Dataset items
________________

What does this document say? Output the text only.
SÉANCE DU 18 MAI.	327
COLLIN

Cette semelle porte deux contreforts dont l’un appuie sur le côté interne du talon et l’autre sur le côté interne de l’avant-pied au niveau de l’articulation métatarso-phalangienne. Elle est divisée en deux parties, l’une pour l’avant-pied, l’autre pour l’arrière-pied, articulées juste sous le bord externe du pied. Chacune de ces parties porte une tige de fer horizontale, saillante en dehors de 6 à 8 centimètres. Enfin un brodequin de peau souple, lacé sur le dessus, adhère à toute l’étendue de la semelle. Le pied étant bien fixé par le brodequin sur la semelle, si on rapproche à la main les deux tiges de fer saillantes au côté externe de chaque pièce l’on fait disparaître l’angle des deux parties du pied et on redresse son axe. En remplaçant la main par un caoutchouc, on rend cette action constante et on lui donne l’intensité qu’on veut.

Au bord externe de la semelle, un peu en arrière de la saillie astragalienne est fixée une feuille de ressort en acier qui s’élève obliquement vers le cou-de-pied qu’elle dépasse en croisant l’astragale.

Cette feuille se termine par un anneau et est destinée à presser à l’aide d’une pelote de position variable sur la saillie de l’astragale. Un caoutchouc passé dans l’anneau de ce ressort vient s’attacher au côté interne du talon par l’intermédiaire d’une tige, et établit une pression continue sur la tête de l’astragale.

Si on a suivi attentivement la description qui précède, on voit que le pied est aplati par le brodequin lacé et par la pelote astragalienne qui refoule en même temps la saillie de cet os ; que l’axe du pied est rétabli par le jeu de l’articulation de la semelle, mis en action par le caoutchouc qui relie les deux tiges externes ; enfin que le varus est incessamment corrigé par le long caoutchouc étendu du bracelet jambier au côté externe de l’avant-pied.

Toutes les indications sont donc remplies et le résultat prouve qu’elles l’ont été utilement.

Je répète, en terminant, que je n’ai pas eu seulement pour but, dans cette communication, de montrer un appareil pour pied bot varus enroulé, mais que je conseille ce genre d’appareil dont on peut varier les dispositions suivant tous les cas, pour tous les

________________

What to do: Select every line where the word "semelle" occurs.

Task answer:
Cette semelle porte deux contreforts dont l’un appuie sur le côté interne du talon et l’autre sur le côté interne de l’avant-pied au niveau de l’articulation métatarso-phalangienne. Elle est divisée en deux parties, l’une pour l’avant-pied, l’autre pour l’arrière-pied, articulées juste sous le bord externe du pied. Chacune de ces parties porte une tige de fer horizontale, saillante en dehors de 6 à 8 centimètres. Enfin un brodequin de peau souple, lacé sur le dessus, adhère à toute l’étendue de la semelle. Le pied étant bien fixé par le brodequin sur la semelle, si on rapproche à la main les deux tiges de fer saillantes au côté externe de chaque pièce l’on fait disparaître l’angle des deux parties du pied et on redresse son axe. En remplaçant la main par un caoutchouc, on rend cette action constante et on lui donne l’intensité qu’on veut.
Au bord externe de la semelle, un peu en arrière de la saillie astragalienne est fixée une feuille de ressort en acier qui s’élève obliquement vers le cou-de-pied qu’elle dépasse en croisant l’astragale.
Si on a suivi attentivement la description qui précède, on voit que le pied est aplati par le brodequin lacé et par la pelote astragalienne qui refoule en même temps la saillie de cet os ; que l’axe du pied est rétabli par le jeu de l’articulation de la semelle, mis en action par le caoutchouc qui relie les deux tiges externes ; enfin que le varus est incessamment corrigé par le long caoutchouc étendu du bracelet jambier au côté externe de l’avant-pied.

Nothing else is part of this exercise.